+++ Data for this task +++

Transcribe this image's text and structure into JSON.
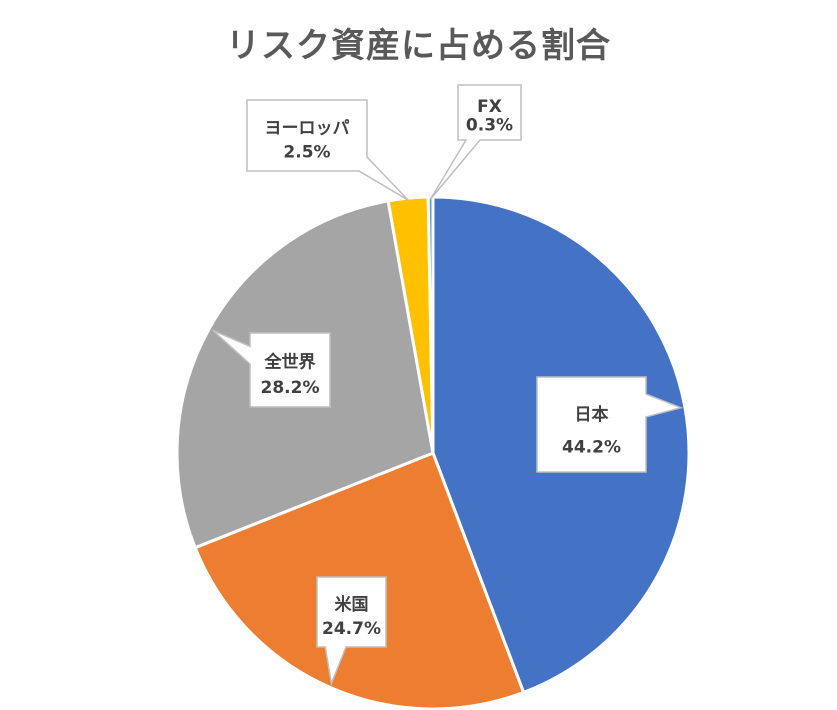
{
  "chart_data": {
    "type": "pie",
    "title": "リスク資産に占める割合",
    "categories": [
      "日本",
      "米国",
      "全世界",
      "ヨーロッパ",
      "FX"
    ],
    "values": [
      44.2,
      24.7,
      28.2,
      2.5,
      0.3
    ],
    "value_labels": [
      "44.2%",
      "24.7%",
      "28.2%",
      "2.5%",
      "0.3%"
    ],
    "colors": [
      "#4472C4",
      "#ED7D31",
      "#A5A5A5",
      "#FFC000",
      "#5B9BD5"
    ],
    "start_angle": "12 o'clock",
    "direction": "clockwise",
    "legend": "none",
    "data_labels": "callouts"
  }
}
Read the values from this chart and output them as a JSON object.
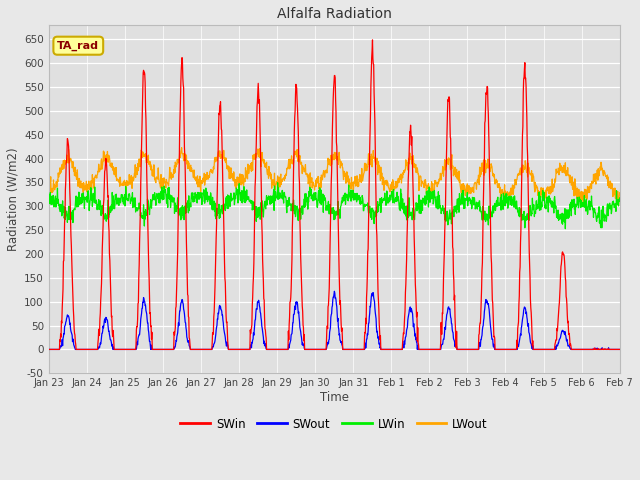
{
  "title": "Alfalfa Radiation",
  "xlabel": "Time",
  "ylabel": "Radiation (W/m2)",
  "ylim": [
    -50,
    680
  ],
  "colors": {
    "SWin": "#ff0000",
    "SWout": "#0000ff",
    "LWin": "#00ee00",
    "LWout": "#ffa500"
  },
  "legend_label": "TA_rad",
  "legend_box_facecolor": "#ffff99",
  "legend_box_edgecolor": "#ccaa00",
  "fig_facecolor": "#e8e8e8",
  "axes_facecolor": "#e0e0e0",
  "n_days": 15,
  "SWin_peaks": [
    435,
    400,
    590,
    605,
    510,
    545,
    550,
    575,
    625,
    465,
    530,
    555,
    590,
    205,
    0
  ],
  "SWout_peaks": [
    70,
    65,
    105,
    100,
    90,
    100,
    100,
    115,
    115,
    85,
    85,
    105,
    85,
    40,
    0
  ],
  "LWin_base": 315,
  "LWout_base": 335,
  "LWin_amplitude": 35,
  "LWout_amplitude": 60,
  "seed": 12
}
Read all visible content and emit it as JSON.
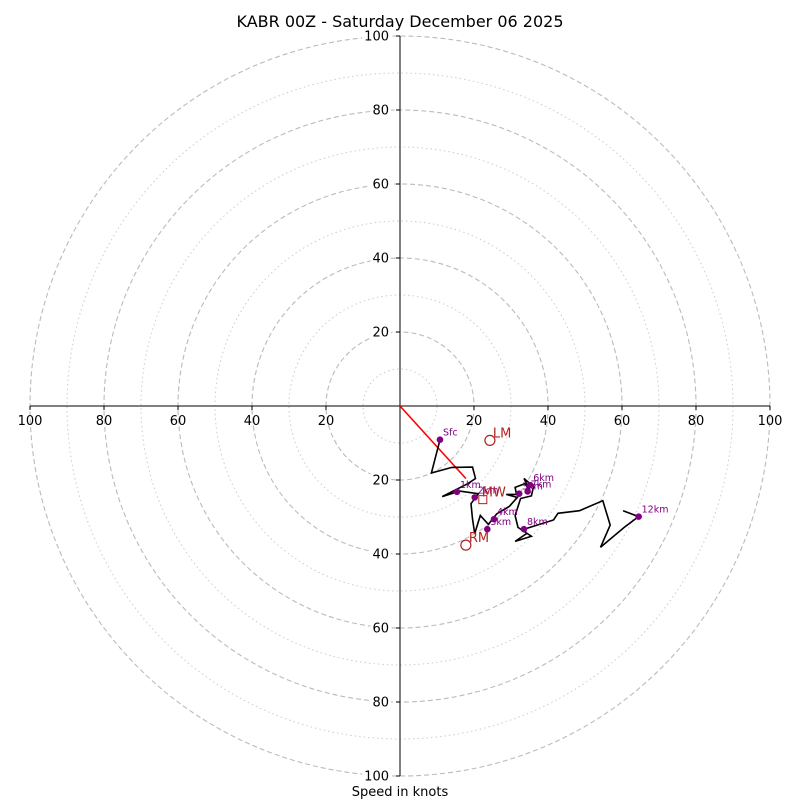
{
  "chart_data": {
    "type": "hodograph",
    "title": "KABR 00Z - Saturday December 06 2025",
    "xlabel": "Speed in knots",
    "ylabel": "",
    "xlim": [
      -100,
      100
    ],
    "ylim": [
      -100,
      100
    ],
    "rings_major": [
      20,
      40,
      60,
      80,
      100
    ],
    "rings_minor": [
      10,
      30,
      50,
      70,
      90
    ],
    "x_ticks": [
      {
        "value": -100,
        "label": "100"
      },
      {
        "value": -80,
        "label": "80"
      },
      {
        "value": -60,
        "label": "60"
      },
      {
        "value": -40,
        "label": "40"
      },
      {
        "value": -20,
        "label": "20"
      },
      {
        "value": 20,
        "label": "20"
      },
      {
        "value": 40,
        "label": "40"
      },
      {
        "value": 60,
        "label": "60"
      },
      {
        "value": 80,
        "label": "80"
      },
      {
        "value": 100,
        "label": "100"
      }
    ],
    "y_ticks": [
      {
        "value": 100,
        "label": "100"
      },
      {
        "value": 80,
        "label": "80"
      },
      {
        "value": 60,
        "label": "60"
      },
      {
        "value": 40,
        "label": "40"
      },
      {
        "value": 20,
        "label": "20"
      },
      {
        "value": -20,
        "label": "20"
      },
      {
        "value": -40,
        "label": "40"
      },
      {
        "value": -60,
        "label": "60"
      },
      {
        "value": -80,
        "label": "80"
      },
      {
        "value": -100,
        "label": "100"
      }
    ],
    "trace": [
      [
        10.8,
        -9.1
      ],
      [
        8.5,
        -18.1
      ],
      [
        14,
        -16.6
      ],
      [
        19.6,
        -16.5
      ],
      [
        20.4,
        -19.6
      ],
      [
        18.3,
        -21
      ],
      [
        11.4,
        -24.5
      ],
      [
        16.1,
        -23
      ],
      [
        21.2,
        -23.7
      ],
      [
        19.2,
        -26.4
      ],
      [
        19.6,
        -30.5
      ],
      [
        20.2,
        -34.5
      ],
      [
        21.7,
        -29.6
      ],
      [
        23.9,
        -32
      ],
      [
        26.1,
        -29.2
      ],
      [
        29.6,
        -27.1
      ],
      [
        31.7,
        -24.7
      ],
      [
        28.7,
        -23.9
      ],
      [
        31.5,
        -23.9
      ],
      [
        31.1,
        -22
      ],
      [
        33.7,
        -21
      ],
      [
        35.1,
        -22.8
      ],
      [
        33.5,
        -19.6
      ],
      [
        36.2,
        -21.9
      ],
      [
        35.9,
        -22.6
      ],
      [
        35.5,
        -24.3
      ],
      [
        32.6,
        -25
      ],
      [
        31.1,
        -29.6
      ],
      [
        31.9,
        -32.8
      ],
      [
        35.5,
        -35.2
      ],
      [
        31.1,
        -36.6
      ],
      [
        34.2,
        -34.5
      ],
      [
        33.5,
        -33.3
      ],
      [
        41.5,
        -30.8
      ],
      [
        42.7,
        -29
      ],
      [
        48.5,
        -28.3
      ],
      [
        54.8,
        -25.6
      ],
      [
        56.8,
        -32.2
      ],
      [
        54.2,
        -38.2
      ],
      [
        60.6,
        -32.8
      ],
      [
        64.5,
        -29.9
      ],
      [
        60.3,
        -28.3
      ]
    ],
    "height_points": [
      {
        "label": "Sfc",
        "x": 10.8,
        "y": -9.1
      },
      {
        "label": "1km",
        "x": 15.4,
        "y": -23.2
      },
      {
        "label": "2km",
        "x": 20.2,
        "y": -24.7
      },
      {
        "label": "3km",
        "x": 23.6,
        "y": -33.3
      },
      {
        "label": "4km",
        "x": 25.4,
        "y": -30.6
      },
      {
        "label": "5km",
        "x": 32.2,
        "y": -23.7
      },
      {
        "label": "6km",
        "x": 35.2,
        "y": -21.4
      },
      {
        "label": "7km",
        "x": 34.5,
        "y": -23.1
      },
      {
        "label": "8km",
        "x": 33.5,
        "y": -33.3
      },
      {
        "label": "12km",
        "x": 64.5,
        "y": -29.9
      }
    ],
    "storm_motion": [
      {
        "label": "LM",
        "x": 24.3,
        "y": -9.3,
        "marker": "circle"
      },
      {
        "label": "MW",
        "x": 21.3,
        "y": -24.5,
        "marker": "square"
      },
      {
        "label": "RM",
        "x": 17.8,
        "y": -37.6,
        "marker": "circle"
      }
    ],
    "shear_vector": {
      "from": [
        0,
        0
      ],
      "to": [
        17.8,
        -19.6
      ]
    },
    "colors": {
      "trace": "#000000",
      "height_points": "#800080",
      "storm_motion": "#b22222",
      "shear_vector": "#ff0000",
      "rings": "#bbbbbb"
    }
  }
}
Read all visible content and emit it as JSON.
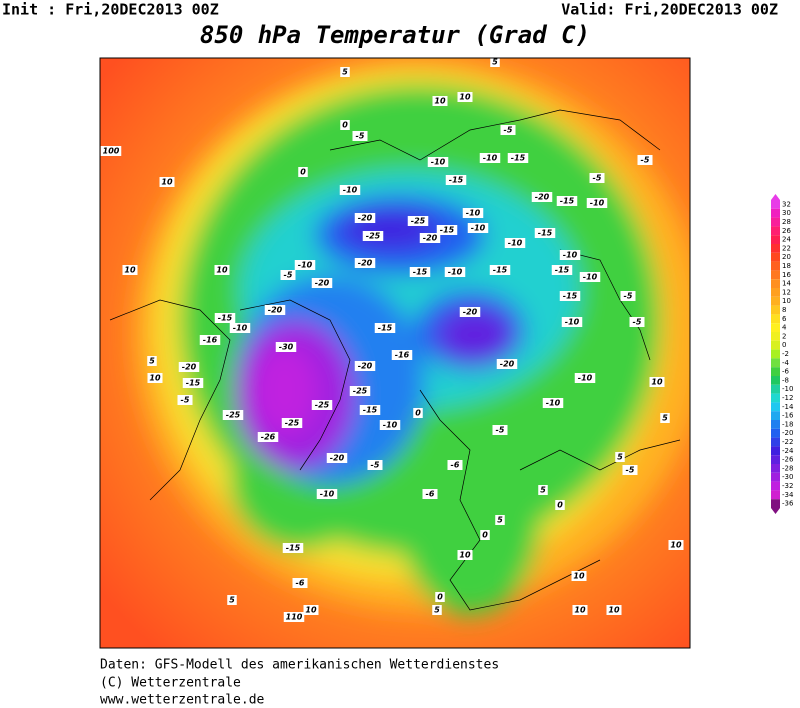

+++

Above are the records; copy every line in them that holds the word "from".

Read the values from this chart and output them as a JSON object.
      "from": [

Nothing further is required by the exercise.